**AIM OF THE EXERCISE:**
Filter the data for lines with the word "proportion", then copy every line so identified.
--- Start ---
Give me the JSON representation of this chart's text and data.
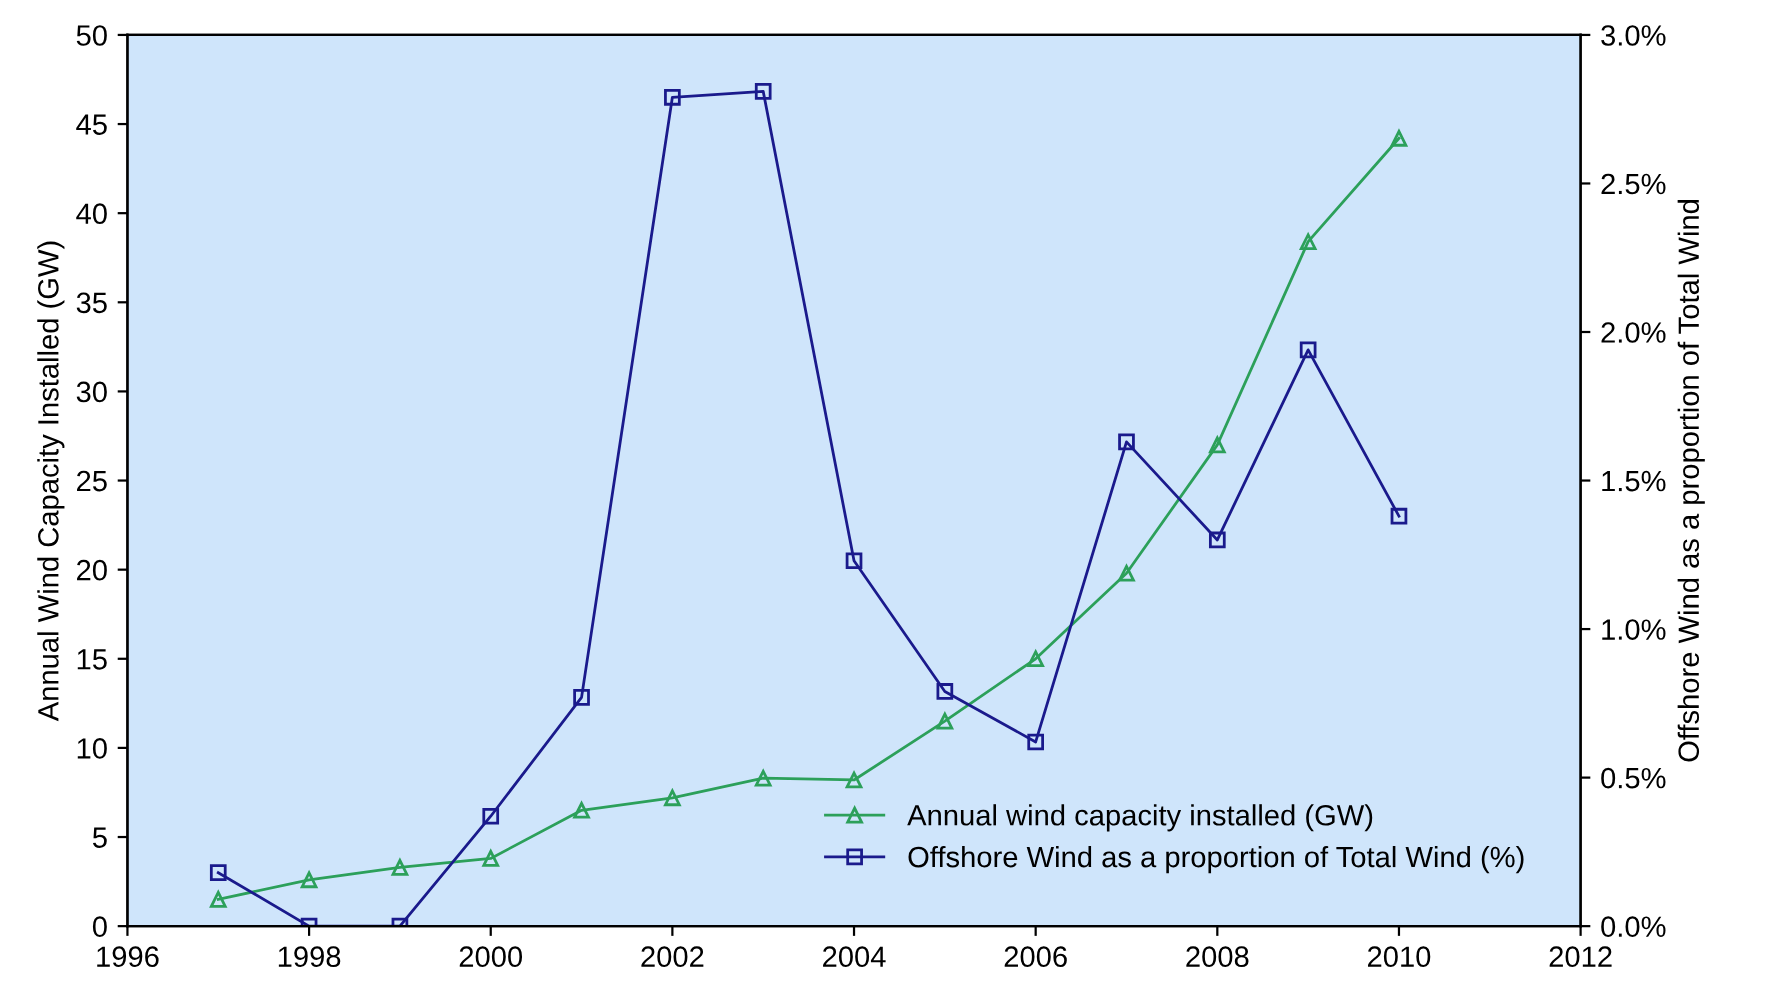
{
  "chart_data": {
    "type": "line",
    "x": [
      1997,
      1998,
      1999,
      2000,
      2001,
      2002,
      2003,
      2004,
      2005,
      2006,
      2007,
      2008,
      2009,
      2010
    ],
    "series": [
      {
        "name": "Annual wind capacity installed (GW)",
        "color": "#2ca05a",
        "marker": "triangle",
        "values": [
          1.5,
          2.6,
          3.3,
          3.8,
          6.5,
          7.2,
          8.3,
          8.2,
          11.5,
          15.0,
          19.8,
          27.0,
          38.4,
          44.2
        ]
      },
      {
        "name": "Offshore Wind as a proportion of Total Wind (%)",
        "color": "#1a1a8c",
        "marker": "square",
        "axis": "y2",
        "values": [
          0.18,
          0.0,
          0.0,
          0.37,
          0.77,
          2.79,
          2.81,
          1.23,
          0.79,
          0.62,
          1.63,
          1.3,
          1.94,
          1.38
        ]
      }
    ],
    "ylabel": "Annual Wind Capacity Installed (GW)",
    "y2label": "Offshore Wind as a proportion of Total Wind",
    "xlim": [
      1996,
      2012
    ],
    "xticks": [
      1996,
      1998,
      2000,
      2002,
      2004,
      2006,
      2008,
      2010,
      2012
    ],
    "ylim": [
      0,
      50
    ],
    "yticks": [
      0,
      5,
      10,
      15,
      20,
      25,
      30,
      35,
      40,
      45,
      50
    ],
    "y2lim": [
      0,
      3.0
    ],
    "y2ticks": [
      {
        "value": 0,
        "label": "0.0%"
      },
      {
        "value": 0.5,
        "label": "0.5%"
      },
      {
        "value": 1.0,
        "label": "1.0%"
      },
      {
        "value": 1.5,
        "label": "1.5%"
      },
      {
        "value": 2.0,
        "label": "2.0%"
      },
      {
        "value": 2.5,
        "label": "2.5%"
      },
      {
        "value": 3.0,
        "label": "3.0%"
      }
    ],
    "legend": "lower right",
    "grid": false
  }
}
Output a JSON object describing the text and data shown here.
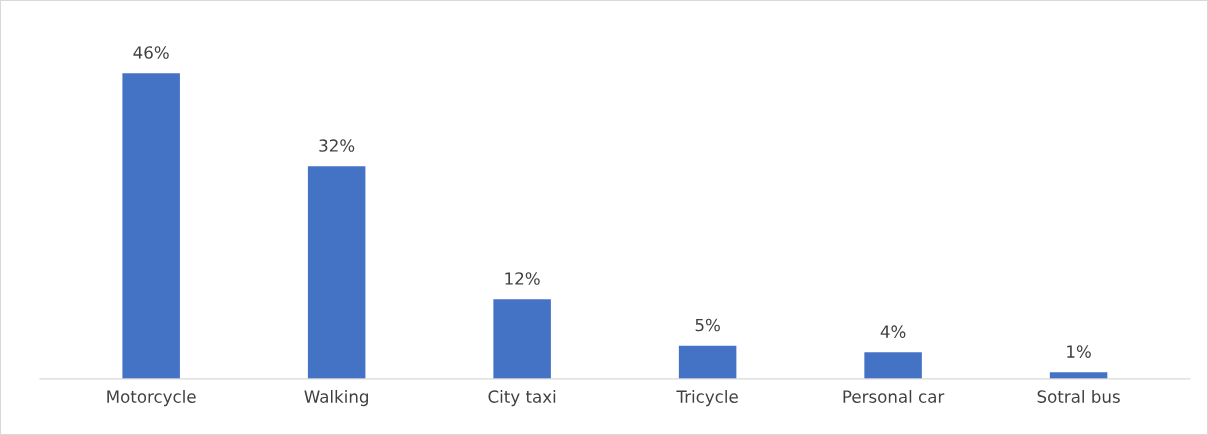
{
  "chart_data": {
    "type": "bar",
    "categories": [
      "Motorcycle",
      "Walking",
      "City taxi",
      "Tricycle",
      "Personal car",
      "Sotral bus"
    ],
    "values": [
      46,
      32,
      12,
      5,
      4,
      1
    ],
    "value_labels": [
      "46%",
      "32%",
      "12%",
      "5%",
      "4%",
      "1%"
    ],
    "color": "#4472c4",
    "tick_labels": "x",
    "grid": false,
    "legend": false
  }
}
--- End ---
**OUTPUT BELOW:**
        "name": "Offshore Wind as a proportion of Total Wind (%)",
    "y2label": "Offshore Wind as a proportion of Total Wind",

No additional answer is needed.